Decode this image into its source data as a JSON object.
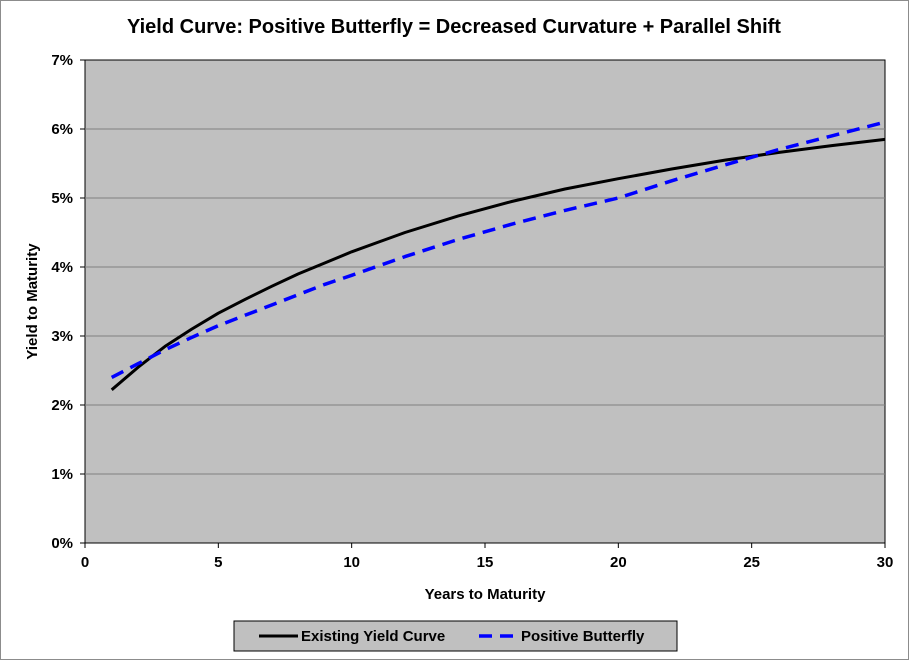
{
  "chart_data": {
    "type": "line",
    "title": "Yield Curve: Positive Butterfly = Decreased Curvature + Parallel Shift",
    "xlabel": "Years to Maturity",
    "ylabel": "Yield to Maturity",
    "xlim": [
      0,
      30
    ],
    "ylim": [
      0,
      0.07
    ],
    "x_ticks": [
      "0",
      "5",
      "10",
      "15",
      "20",
      "25",
      "30"
    ],
    "y_ticks": [
      "0%",
      "1%",
      "2%",
      "3%",
      "4%",
      "5%",
      "6%",
      "7%"
    ],
    "grid": "horizontal",
    "plot_background": "#c0c0c0",
    "legend_position": "bottom",
    "series": [
      {
        "name": "Existing Yield Curve",
        "color": "#000000",
        "style": "solid",
        "x": [
          1,
          2,
          3,
          4,
          5,
          6,
          7,
          8,
          9,
          10,
          12,
          14,
          16,
          18,
          20,
          22,
          24,
          26,
          28,
          30
        ],
        "y": [
          0.0222,
          0.0255,
          0.0285,
          0.031,
          0.0333,
          0.0353,
          0.0372,
          0.039,
          0.0406,
          0.0422,
          0.045,
          0.0474,
          0.0495,
          0.0513,
          0.0528,
          0.0542,
          0.0555,
          0.0566,
          0.0576,
          0.0585
        ]
      },
      {
        "name": "Positive Butterfly",
        "color": "#0000ff",
        "style": "dashed",
        "x": [
          1,
          2,
          3,
          4,
          5,
          6,
          7,
          8,
          9,
          10,
          12,
          14,
          16,
          18,
          20,
          22,
          24,
          26,
          28,
          30
        ],
        "y": [
          0.024,
          0.026,
          0.028,
          0.0298,
          0.0315,
          0.033,
          0.0345,
          0.036,
          0.0375,
          0.0388,
          0.0415,
          0.044,
          0.0462,
          0.0482,
          0.05,
          0.0525,
          0.0548,
          0.057,
          0.059,
          0.061
        ]
      }
    ]
  }
}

##########

## Exercise prompt
Look through the lines above and collect those with the word "Yield".

## Reply to the exercise
    "title": "Yield Curve: Positive Butterfly = Decreased Curvature + Parallel Shift",
    "ylabel": "Yield to Maturity",
        "name": "Existing Yield Curve",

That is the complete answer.